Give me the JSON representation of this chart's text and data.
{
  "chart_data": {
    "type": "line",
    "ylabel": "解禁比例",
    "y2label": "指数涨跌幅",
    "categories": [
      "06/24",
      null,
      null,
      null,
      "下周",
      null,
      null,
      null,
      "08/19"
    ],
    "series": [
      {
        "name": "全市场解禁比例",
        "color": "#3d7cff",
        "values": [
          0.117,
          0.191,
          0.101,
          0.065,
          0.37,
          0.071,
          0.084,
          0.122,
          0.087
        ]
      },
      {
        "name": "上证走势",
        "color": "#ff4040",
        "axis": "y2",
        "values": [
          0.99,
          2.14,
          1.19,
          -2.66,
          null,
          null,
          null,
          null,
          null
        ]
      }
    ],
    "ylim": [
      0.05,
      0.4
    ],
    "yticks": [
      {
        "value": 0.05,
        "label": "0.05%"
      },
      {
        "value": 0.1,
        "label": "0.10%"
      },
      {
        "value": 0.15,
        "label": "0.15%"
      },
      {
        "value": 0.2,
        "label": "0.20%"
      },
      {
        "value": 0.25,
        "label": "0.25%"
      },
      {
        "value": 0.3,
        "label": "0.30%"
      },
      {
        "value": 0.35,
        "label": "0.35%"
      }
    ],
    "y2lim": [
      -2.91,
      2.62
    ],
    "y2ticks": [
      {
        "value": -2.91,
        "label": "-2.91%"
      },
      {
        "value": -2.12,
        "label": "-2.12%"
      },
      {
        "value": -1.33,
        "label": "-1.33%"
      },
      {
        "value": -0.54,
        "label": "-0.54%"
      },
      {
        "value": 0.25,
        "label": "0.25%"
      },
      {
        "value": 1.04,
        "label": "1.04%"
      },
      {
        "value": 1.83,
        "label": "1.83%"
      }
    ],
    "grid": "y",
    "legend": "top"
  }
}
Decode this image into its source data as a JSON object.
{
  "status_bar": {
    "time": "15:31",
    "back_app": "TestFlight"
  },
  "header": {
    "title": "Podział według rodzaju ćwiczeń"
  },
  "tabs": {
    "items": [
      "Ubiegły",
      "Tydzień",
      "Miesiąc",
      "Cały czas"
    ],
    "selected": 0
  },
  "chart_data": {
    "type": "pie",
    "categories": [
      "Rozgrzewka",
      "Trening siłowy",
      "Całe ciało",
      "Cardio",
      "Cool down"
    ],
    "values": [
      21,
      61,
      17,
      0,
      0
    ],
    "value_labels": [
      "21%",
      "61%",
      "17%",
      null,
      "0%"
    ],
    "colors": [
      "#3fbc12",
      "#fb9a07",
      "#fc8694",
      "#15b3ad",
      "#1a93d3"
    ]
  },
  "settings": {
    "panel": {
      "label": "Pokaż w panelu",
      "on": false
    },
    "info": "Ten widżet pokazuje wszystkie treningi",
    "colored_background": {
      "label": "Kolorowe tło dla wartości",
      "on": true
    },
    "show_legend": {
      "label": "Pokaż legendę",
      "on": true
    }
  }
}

=== Task statement ===
Only lines with "this" are wanted here; list each of them.

=== Output below ===
Give me the JSON representation of this chart's text and data.
Decode this image into its source data as a JSON object.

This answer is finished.